L'administration Trump prévoit de déporter un certain nombre d'Iraniens et d'autres migrants vers la République centrafricaine, ont déclaré à Reuters deux avocats et un responsable informé du dossier.
Parmi les Iraniens figurent deux femmes, a déclaré leur avocate Emily Trostle.
Les deux femmes avaient demandé l'asile aux États-Unis et avaient obtenu une forme de protection connue sous le nom de suspension d'expulsion, a indiqué Trostle.
Le responsable informé du dossier a dit à Reuters que le premier vol vers la République centrafricaine dans le cadre de l'accord devrait transporter environ 20 personnes, incluant également des Syriens et des Afghans. L'avion pourrait partir dès jeudi.
Frappes contre l'Iran
L'administration Trump a eu recours à des accords de déportation vers des pays tiers pour expulser des personnes qu'elle ne peut pas renvoyer légalement dans leur pays d'origine. Washington a défendu ces accords comme étant conformes au droit.
Les États-Unis et Israël ont lancé des frappes conjointes contre l'Iran fin février, déclenchant un conflit qui dure maintenant depuis trois mois.
Le président américain Donald Trump a affirmé en avril qu'il pensait que le peuple iranien devrait se soulever contre le gouvernement iranien si un cessez-le-feu était déclaré, tout en reconnaissant qu'il était trop dangereux pour eux d'agir.
Les personnes déportées seront maintenues dans des appartements de la capitale centrafricaine, Bangui, et ne devraient pas être rapatriées immédiatement, a ajouté le responsable informé. Des centaines de migrants pourraient finalement y être déportés dans le cadre de l'accord.

§ Données extraites:
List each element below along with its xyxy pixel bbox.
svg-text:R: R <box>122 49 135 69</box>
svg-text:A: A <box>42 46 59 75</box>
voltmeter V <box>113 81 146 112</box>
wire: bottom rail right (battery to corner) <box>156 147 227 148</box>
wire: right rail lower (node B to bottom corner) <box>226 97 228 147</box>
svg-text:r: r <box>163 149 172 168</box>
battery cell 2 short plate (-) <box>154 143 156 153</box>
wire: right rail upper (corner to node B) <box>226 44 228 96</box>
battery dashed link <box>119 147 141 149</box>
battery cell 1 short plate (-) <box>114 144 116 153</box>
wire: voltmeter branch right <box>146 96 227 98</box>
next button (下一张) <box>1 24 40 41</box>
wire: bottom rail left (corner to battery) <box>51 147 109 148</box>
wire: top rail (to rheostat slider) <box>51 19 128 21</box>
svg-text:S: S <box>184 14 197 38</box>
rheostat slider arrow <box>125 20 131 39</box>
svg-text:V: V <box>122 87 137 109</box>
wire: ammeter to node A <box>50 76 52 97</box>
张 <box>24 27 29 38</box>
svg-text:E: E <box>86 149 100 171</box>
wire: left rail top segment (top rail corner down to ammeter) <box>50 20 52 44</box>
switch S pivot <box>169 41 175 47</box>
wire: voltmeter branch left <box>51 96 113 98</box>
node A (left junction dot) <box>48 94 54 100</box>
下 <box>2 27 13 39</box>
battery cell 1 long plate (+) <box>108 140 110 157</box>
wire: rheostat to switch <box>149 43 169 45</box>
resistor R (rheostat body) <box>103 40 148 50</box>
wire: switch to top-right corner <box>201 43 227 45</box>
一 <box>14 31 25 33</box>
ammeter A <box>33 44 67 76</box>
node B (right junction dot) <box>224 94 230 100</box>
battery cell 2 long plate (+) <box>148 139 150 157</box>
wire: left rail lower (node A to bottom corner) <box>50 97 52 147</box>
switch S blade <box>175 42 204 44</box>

§ Vos tâches:
- A) Extrayez de l'article sur les déportations vers la République centrafricaine tout le passage qui va de "Le responsable informé du" jusqu'à "conformes au droit.".
- B) D'après l'article sur les déportations vers la République centrafricaine, combien de personnes le premier vol prévu devrait-il transporter ?
- C) Poursuivez l'article sur les déportations vers la République centrafricaine à partir de l'endroit où il s'arrête.
Vous n'aurez pas besoin des lignes pour ce travail.

§ Réponses attendues:
- A)
Le responsable informé du dossier a dit à Reuters que le premier vol vers la République centrafricaine dans le cadre de l'accord devrait transporter environ 20 personnes, incluant également des Syriens et des Afghans. L'avion pourrait partir dès jeudi.
Frappes contre l'Iran
L'administration Trump a eu recours à des accords de déportation vers des pays tiers pour expulser des personnes qu'elle ne peut pas renvoyer légalement dans leur pays d'origine. Washington a défendu ces accords comme étant conformes au droit.

- B) Environ 20 personnes.

- C)
L'OIM dit ne pas être impliquée dans l'accord avec la RCA
Le plan a été rapporté plus tôt jeudi par le New York Times.
Assistance post-arrivée
Le département américain de la Sécurité intérieure a indiqué la semaine dernière que tous les déportés bénéficieraient de l'intégralité des garanties procédurales.
Un porte-parole de l'Organisation internationale pour les migrations (OIM) a signalé que l'agence fournirait « une assistance humanitaire post-arrivée » aux migrants envoyés à Bangui, à la demande du gouvernement centrafricain.
Le porte-parole a précisé que l'OIM n'était pas impliquée dans les expulsions et qu'elle fournirait une assistance « sur une base strictement volontaire et dans le respect des normes internationales applicables ».
Cette année, les États-Unis ont accordé 85 millions de dollars à l'OIM pour ses opérations en République centrafricaine, qui compte 5,5 millions d'habitants.